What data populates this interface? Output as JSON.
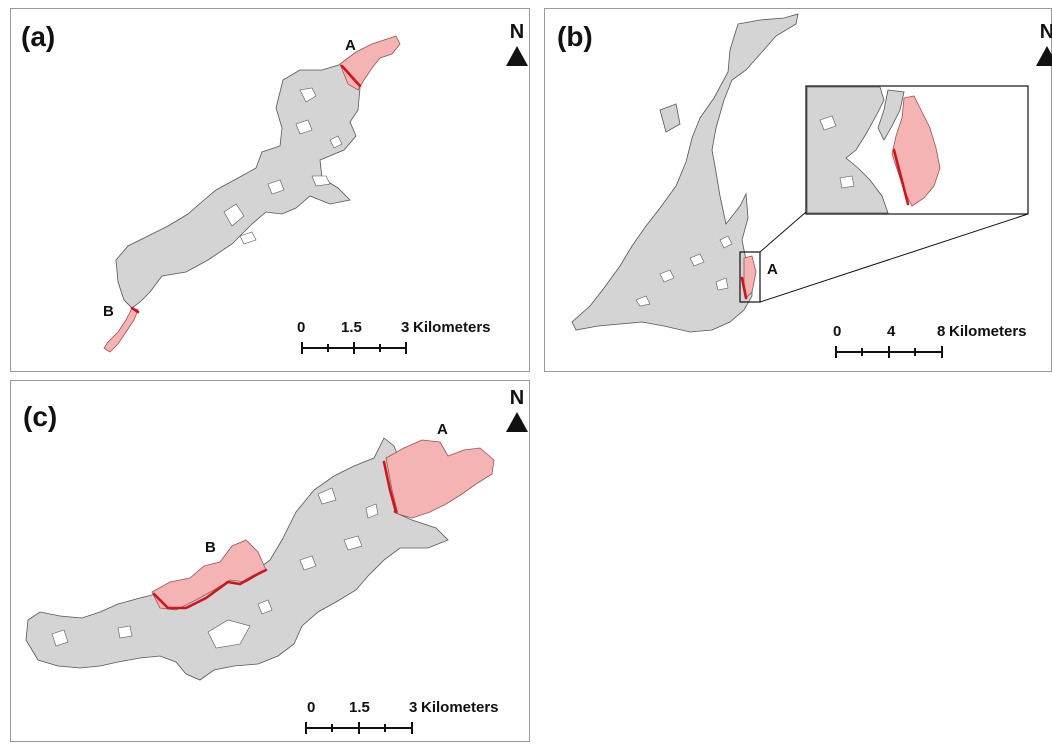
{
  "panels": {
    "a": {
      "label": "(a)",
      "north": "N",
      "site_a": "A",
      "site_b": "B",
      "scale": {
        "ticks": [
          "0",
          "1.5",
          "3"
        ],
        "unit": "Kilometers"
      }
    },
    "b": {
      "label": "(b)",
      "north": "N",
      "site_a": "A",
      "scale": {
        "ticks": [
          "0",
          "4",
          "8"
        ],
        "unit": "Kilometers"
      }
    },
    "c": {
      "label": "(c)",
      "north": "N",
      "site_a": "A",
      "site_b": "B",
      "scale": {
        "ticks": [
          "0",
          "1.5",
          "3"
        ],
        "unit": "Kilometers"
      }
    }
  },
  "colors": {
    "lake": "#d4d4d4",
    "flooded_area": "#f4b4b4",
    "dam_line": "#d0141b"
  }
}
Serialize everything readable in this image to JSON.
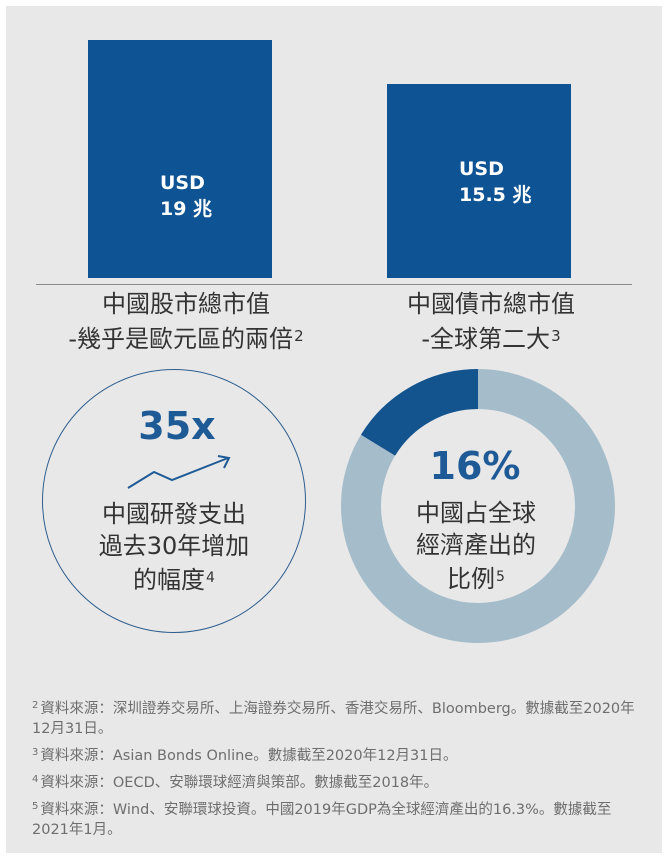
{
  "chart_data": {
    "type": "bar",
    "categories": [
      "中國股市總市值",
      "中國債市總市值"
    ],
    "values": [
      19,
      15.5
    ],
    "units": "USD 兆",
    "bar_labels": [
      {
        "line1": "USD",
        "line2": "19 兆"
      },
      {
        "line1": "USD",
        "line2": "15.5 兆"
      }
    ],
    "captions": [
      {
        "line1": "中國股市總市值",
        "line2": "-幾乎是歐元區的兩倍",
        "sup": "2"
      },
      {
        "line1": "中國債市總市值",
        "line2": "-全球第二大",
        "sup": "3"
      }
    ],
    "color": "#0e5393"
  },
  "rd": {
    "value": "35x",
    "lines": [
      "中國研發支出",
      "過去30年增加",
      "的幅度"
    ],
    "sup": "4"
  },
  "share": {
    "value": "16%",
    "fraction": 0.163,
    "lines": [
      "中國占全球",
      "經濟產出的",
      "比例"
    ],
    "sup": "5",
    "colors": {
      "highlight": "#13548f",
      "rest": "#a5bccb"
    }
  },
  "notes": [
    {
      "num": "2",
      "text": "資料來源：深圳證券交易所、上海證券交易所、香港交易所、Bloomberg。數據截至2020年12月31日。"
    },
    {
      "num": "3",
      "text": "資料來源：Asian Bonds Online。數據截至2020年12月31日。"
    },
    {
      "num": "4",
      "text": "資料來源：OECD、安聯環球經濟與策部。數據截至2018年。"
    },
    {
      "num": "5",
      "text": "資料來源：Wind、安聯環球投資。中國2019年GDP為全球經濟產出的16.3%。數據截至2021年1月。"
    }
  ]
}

————

■ Aim
Extract from the material all lines containing the string "資料來源".

■ Output of the task
      "text": "資料來源：深圳證券交易所、上海證券交易所、香港交易所、Bloomberg。數據截至2020年12月31日。"
      "text": "資料來源：Asian Bonds Online。數據截至2020年12月31日。"
      "text": "資料來源：OECD、安聯環球經濟與策部。數據截至2018年。"
      "text": "資料來源：Wind、安聯環球投資。中國2019年GDP為全球經濟產出的16.3%。數據截至2021年1月。"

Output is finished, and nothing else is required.